▶ **EXERCISE**: Find all lines in the records that include the word "text", and copy them out.

▶ **SUPPLIED DATA**:
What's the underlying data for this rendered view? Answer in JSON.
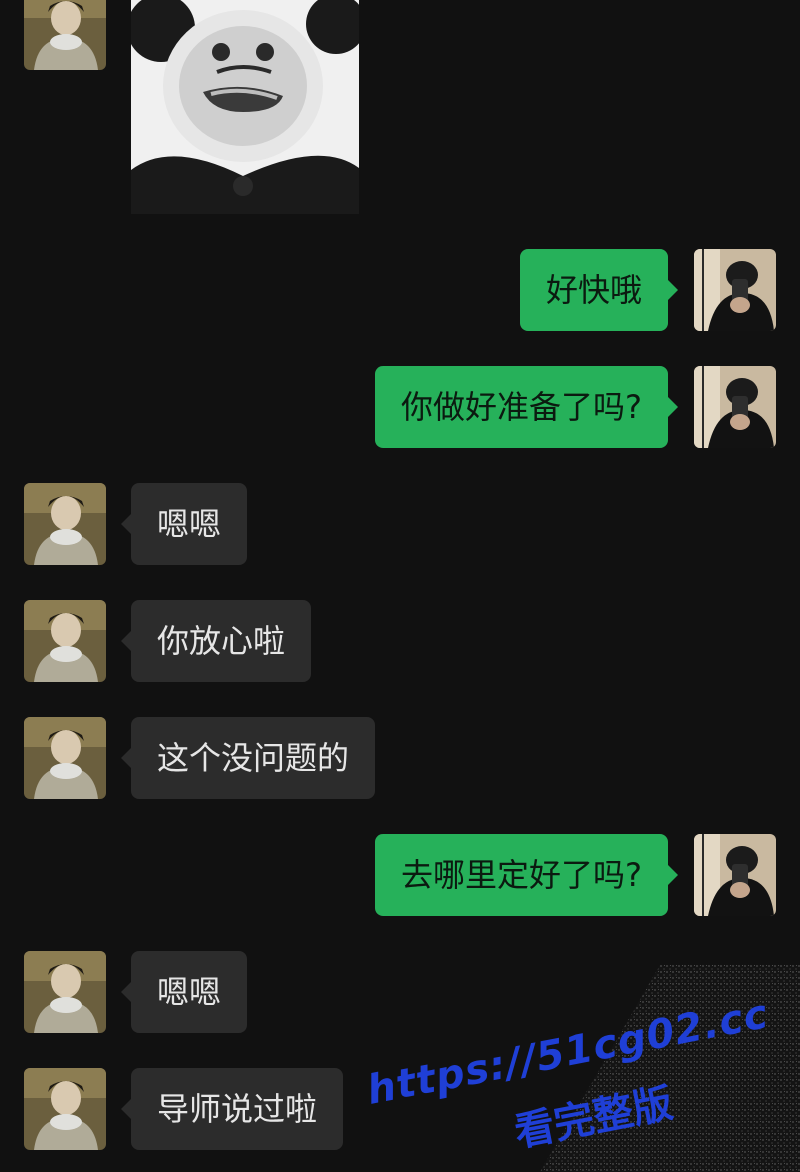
{
  "messages": [
    {
      "side": "in",
      "type": "sticker",
      "sticker": "panda-meme"
    },
    {
      "side": "out",
      "text": "好快哦"
    },
    {
      "side": "out",
      "text": "你做好准备了吗?"
    },
    {
      "side": "in",
      "text": "嗯嗯"
    },
    {
      "side": "in",
      "text": "你放心啦"
    },
    {
      "side": "in",
      "text": "这个没问题的"
    },
    {
      "side": "out",
      "text": "去哪里定好了吗?"
    },
    {
      "side": "in",
      "text": "嗯嗯"
    },
    {
      "side": "in",
      "text": "导师说过啦"
    }
  ],
  "watermark": {
    "url": "https://51cg02.cc",
    "sub": "看完整版"
  },
  "colors": {
    "background": "#111111",
    "incoming_bubble": "#2c2c2c",
    "outgoing_bubble": "#26b15a",
    "watermark": "#1f3fd6"
  }
}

▶ **THE RESULT**:
      "text": "好快哦"
      "text": "你做好准备了吗?"
      "text": "嗯嗯"
      "text": "你放心啦"
      "text": "这个没问题的"
      "text": "去哪里定好了吗?"
      "text": "嗯嗯"
      "text": "导师说过啦"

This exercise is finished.